* _GOAL OF THE EXERCISE_: Reproduce every entry exactly.

* _RECORDS FOR THIS TASK_:

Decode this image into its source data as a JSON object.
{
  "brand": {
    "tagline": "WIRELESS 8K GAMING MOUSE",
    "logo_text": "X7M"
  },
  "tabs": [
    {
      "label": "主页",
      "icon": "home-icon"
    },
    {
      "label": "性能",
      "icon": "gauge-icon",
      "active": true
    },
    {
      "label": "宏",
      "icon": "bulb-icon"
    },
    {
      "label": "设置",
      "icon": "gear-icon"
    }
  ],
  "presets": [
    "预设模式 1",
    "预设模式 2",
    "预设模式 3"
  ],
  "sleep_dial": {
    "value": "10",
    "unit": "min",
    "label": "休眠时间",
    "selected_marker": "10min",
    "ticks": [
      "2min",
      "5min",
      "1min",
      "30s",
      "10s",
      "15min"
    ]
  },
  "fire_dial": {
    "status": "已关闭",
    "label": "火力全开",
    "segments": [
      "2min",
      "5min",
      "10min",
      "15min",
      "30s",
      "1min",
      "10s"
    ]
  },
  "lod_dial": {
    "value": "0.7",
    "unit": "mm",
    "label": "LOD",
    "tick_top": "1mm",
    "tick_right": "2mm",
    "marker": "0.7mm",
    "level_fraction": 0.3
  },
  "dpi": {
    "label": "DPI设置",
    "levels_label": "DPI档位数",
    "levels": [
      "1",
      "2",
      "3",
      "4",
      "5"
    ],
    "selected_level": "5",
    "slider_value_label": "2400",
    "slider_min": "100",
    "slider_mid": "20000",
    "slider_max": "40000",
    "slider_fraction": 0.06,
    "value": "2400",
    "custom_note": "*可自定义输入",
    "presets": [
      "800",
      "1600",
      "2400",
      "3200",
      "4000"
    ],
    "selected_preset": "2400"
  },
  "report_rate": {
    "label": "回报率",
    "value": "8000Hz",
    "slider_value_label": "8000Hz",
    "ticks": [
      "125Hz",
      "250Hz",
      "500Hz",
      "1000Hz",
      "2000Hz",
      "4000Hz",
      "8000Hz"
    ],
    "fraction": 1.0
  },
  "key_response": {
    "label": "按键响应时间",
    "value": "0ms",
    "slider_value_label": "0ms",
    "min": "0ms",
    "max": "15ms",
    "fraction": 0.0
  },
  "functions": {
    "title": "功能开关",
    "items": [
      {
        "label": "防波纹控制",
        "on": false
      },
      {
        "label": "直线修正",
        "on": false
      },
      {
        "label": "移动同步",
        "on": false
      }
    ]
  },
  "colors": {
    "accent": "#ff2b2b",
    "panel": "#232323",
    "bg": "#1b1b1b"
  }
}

* _EXERCISE RESPONSE_:
Decode this image into its source data as a JSON object.
{
  "brand": {
    "tagline": "WIRELESS 8K GAMING MOUSE",
    "logo_text": "X7M"
  },
  "tabs": [
    {
      "label": "主页",
      "icon": "home-icon"
    },
    {
      "label": "性能",
      "icon": "gauge-icon",
      "active": true
    },
    {
      "label": "宏",
      "icon": "bulb-icon"
    },
    {
      "label": "设置",
      "icon": "gear-icon"
    }
  ],
  "presets": [
    "预设模式 1",
    "预设模式 2",
    "预设模式 3"
  ],
  "sleep_dial": {
    "value": "10",
    "unit": "min",
    "label": "休眠时间",
    "selected_marker": "10min",
    "ticks": [
      "2min",
      "5min",
      "1min",
      "30s",
      "10s",
      "15min"
    ]
  },
  "fire_dial": {
    "status": "已关闭",
    "label": "火力全开",
    "segments": [
      "2min",
      "5min",
      "10min",
      "15min",
      "30s",
      "1min",
      "10s"
    ]
  },
  "lod_dial": {
    "value": "0.7",
    "unit": "mm",
    "label": "LOD",
    "tick_top": "1mm",
    "tick_right": "2mm",
    "marker": "0.7mm",
    "level_fraction": 0.3
  },
  "dpi": {
    "label": "DPI设置",
    "levels_label": "DPI档位数",
    "levels": [
      "1",
      "2",
      "3",
      "4",
      "5"
    ],
    "selected_level": "5",
    "slider_value_label": "2400",
    "slider_min": "100",
    "slider_mid": "20000",
    "slider_max": "40000",
    "slider_fraction": 0.06,
    "value": "2400",
    "custom_note": "*可自定义输入",
    "presets": [
      "800",
      "1600",
      "2400",
      "3200",
      "4000"
    ],
    "selected_preset": "2400"
  },
  "report_rate": {
    "label": "回报率",
    "value": "8000Hz",
    "slider_value_label": "8000Hz",
    "ticks": [
      "125Hz",
      "250Hz",
      "500Hz",
      "1000Hz",
      "2000Hz",
      "4000Hz",
      "8000Hz"
    ],
    "fraction": 1.0
  },
  "key_response": {
    "label": "按键响应时间",
    "value": "0ms",
    "slider_value_label": "0ms",
    "min": "0ms",
    "max": "15ms",
    "fraction": 0.0
  },
  "functions": {
    "title": "功能开关",
    "items": [
      {
        "label": "防波纹控制",
        "on": false
      },
      {
        "label": "直线修正",
        "on": false
      },
      {
        "label": "移动同步",
        "on": false
      }
    ]
  },
  "colors": {
    "accent": "#ff2b2b",
    "panel": "#232323",
    "bg": "#1b1b1b"
  }
}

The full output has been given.